Excerpts from a layout annotation set:
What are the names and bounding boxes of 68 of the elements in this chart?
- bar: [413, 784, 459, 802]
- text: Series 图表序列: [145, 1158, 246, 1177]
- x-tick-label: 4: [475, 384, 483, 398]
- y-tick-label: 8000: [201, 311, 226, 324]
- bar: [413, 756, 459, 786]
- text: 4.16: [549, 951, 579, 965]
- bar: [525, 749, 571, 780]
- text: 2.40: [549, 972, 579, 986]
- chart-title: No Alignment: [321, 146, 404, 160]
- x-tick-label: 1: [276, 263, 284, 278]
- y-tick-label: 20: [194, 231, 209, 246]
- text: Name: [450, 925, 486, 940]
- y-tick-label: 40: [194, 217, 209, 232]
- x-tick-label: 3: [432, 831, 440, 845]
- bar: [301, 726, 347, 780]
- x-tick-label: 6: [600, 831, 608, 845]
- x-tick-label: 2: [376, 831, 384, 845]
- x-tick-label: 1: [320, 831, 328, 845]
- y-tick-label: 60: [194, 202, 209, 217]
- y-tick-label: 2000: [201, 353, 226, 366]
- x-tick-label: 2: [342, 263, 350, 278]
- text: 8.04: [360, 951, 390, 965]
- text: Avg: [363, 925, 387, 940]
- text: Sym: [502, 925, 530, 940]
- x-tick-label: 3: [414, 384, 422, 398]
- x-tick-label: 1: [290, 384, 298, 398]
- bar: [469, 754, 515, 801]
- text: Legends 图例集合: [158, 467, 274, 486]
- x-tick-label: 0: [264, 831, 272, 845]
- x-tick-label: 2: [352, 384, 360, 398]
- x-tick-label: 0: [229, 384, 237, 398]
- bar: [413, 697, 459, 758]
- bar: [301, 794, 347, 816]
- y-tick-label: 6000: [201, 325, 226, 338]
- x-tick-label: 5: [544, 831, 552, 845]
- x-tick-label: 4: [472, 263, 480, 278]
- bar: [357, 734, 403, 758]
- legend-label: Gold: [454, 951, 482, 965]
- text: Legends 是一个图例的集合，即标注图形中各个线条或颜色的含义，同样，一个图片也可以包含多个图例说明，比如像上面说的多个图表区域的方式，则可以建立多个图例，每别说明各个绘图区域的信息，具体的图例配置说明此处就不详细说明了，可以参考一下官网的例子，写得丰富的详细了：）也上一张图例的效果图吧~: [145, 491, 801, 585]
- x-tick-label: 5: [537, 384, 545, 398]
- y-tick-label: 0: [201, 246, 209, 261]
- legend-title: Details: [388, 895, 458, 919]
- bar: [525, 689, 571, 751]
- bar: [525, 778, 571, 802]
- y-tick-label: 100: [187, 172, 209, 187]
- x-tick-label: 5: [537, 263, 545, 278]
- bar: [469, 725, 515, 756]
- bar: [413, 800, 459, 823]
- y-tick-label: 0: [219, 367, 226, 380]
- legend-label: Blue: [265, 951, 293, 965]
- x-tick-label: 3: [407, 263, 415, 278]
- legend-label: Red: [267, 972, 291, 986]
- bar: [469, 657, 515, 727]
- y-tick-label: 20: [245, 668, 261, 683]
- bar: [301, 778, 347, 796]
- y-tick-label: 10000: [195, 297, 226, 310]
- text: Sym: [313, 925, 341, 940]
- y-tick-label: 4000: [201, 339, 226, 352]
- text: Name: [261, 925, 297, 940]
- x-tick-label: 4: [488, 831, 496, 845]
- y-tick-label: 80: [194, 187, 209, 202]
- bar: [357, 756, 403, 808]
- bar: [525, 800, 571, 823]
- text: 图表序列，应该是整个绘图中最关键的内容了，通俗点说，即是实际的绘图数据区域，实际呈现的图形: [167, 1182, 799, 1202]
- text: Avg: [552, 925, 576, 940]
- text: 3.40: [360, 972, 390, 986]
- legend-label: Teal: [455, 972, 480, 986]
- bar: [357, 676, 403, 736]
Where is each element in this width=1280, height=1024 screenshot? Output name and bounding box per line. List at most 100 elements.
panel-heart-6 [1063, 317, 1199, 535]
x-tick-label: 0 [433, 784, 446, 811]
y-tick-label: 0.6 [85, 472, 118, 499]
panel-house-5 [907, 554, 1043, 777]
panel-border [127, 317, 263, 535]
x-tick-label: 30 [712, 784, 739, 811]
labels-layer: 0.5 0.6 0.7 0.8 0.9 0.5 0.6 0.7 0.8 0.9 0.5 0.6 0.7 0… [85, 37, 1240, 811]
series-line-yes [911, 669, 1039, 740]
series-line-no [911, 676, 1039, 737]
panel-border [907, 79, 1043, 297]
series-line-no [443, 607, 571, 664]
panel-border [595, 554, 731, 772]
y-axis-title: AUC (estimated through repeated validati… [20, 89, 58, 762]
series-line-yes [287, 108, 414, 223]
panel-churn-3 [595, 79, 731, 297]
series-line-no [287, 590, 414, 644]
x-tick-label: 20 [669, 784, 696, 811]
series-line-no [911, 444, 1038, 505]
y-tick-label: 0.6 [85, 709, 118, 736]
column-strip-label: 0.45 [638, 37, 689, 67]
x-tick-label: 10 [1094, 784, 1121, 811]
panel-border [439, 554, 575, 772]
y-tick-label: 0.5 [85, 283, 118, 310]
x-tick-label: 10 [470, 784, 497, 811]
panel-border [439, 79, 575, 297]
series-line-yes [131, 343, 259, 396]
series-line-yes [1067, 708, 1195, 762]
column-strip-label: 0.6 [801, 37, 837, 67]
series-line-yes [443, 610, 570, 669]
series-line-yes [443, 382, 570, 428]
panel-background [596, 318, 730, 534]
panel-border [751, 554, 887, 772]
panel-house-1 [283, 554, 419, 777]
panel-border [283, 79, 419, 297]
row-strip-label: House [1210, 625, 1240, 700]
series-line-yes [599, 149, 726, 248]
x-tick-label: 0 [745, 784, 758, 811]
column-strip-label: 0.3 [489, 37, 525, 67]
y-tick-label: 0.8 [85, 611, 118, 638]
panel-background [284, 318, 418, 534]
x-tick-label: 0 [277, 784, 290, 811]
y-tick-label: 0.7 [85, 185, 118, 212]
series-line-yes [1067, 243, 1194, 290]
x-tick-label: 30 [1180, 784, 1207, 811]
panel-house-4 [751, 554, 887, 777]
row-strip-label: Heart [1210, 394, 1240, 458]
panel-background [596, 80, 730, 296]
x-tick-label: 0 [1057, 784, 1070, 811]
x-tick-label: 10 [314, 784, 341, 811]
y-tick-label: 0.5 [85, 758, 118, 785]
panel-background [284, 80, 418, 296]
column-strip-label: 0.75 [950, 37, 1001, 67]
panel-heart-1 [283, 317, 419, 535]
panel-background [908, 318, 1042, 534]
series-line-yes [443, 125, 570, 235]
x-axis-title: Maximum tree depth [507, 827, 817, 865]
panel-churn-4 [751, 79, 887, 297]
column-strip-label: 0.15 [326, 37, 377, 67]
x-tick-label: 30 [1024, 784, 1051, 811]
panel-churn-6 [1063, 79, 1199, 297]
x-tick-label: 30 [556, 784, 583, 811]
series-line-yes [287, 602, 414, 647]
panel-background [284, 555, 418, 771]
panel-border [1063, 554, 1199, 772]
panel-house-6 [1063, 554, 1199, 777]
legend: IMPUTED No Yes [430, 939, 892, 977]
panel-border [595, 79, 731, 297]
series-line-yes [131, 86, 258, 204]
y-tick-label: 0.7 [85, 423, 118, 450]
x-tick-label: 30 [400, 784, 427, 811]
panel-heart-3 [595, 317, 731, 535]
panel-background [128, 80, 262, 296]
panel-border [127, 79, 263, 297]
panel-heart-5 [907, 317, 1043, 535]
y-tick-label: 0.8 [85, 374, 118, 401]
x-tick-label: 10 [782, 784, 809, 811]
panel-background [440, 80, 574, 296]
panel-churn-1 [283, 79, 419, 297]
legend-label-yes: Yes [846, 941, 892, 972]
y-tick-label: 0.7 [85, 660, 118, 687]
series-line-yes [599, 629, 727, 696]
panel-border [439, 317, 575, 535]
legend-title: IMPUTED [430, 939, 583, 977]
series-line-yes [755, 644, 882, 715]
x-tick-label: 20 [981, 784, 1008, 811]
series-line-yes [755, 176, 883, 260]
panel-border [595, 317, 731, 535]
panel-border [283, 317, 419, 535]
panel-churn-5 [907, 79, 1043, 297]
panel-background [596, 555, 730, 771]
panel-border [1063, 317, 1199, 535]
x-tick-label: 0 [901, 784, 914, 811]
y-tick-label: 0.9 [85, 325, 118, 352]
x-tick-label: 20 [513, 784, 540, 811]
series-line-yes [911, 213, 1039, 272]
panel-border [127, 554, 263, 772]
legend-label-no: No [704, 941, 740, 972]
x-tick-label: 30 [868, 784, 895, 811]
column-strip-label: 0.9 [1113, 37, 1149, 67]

TASK DETAILS —
Repeat verbatim the stretch of the data from the start through the line containing "- bar: [301, 794, 347, 816]".

SOLUTION TO THIS TASK —
What are the names and bounding boxes of 68 of the elements in this chart?
- bar: [413, 784, 459, 802]
- text: Series 图表序列: [145, 1158, 246, 1177]
- x-tick-label: 4: [475, 384, 483, 398]
- y-tick-label: 8000: [201, 311, 226, 324]
- bar: [413, 756, 459, 786]
- text: 4.16: [549, 951, 579, 965]
- bar: [525, 749, 571, 780]
- text: 2.40: [549, 972, 579, 986]
- chart-title: No Alignment: [321, 146, 404, 160]
- x-tick-label: 1: [276, 263, 284, 278]
- y-tick-label: 20: [194, 231, 209, 246]
- text: Name: [450, 925, 486, 940]
- y-tick-label: 40: [194, 217, 209, 232]
- x-tick-label: 3: [432, 831, 440, 845]
- bar: [301, 726, 347, 780]
- x-tick-label: 6: [600, 831, 608, 845]
- x-tick-label: 2: [376, 831, 384, 845]
- x-tick-label: 1: [320, 831, 328, 845]
- y-tick-label: 60: [194, 202, 209, 217]
- y-tick-label: 2000: [201, 353, 226, 366]
- x-tick-label: 2: [342, 263, 350, 278]
- text: 8.04: [360, 951, 390, 965]
- text: Avg: [363, 925, 387, 940]
- text: Sym: [502, 925, 530, 940]
- x-tick-label: 3: [414, 384, 422, 398]
- x-tick-label: 1: [290, 384, 298, 398]
- bar: [469, 754, 515, 801]
- text: Legends 图例集合: [158, 467, 274, 486]
- x-tick-label: 0: [264, 831, 272, 845]
- x-tick-label: 2: [352, 384, 360, 398]
- x-tick-label: 0: [229, 384, 237, 398]
- bar: [413, 697, 459, 758]
- bar: [301, 794, 347, 816]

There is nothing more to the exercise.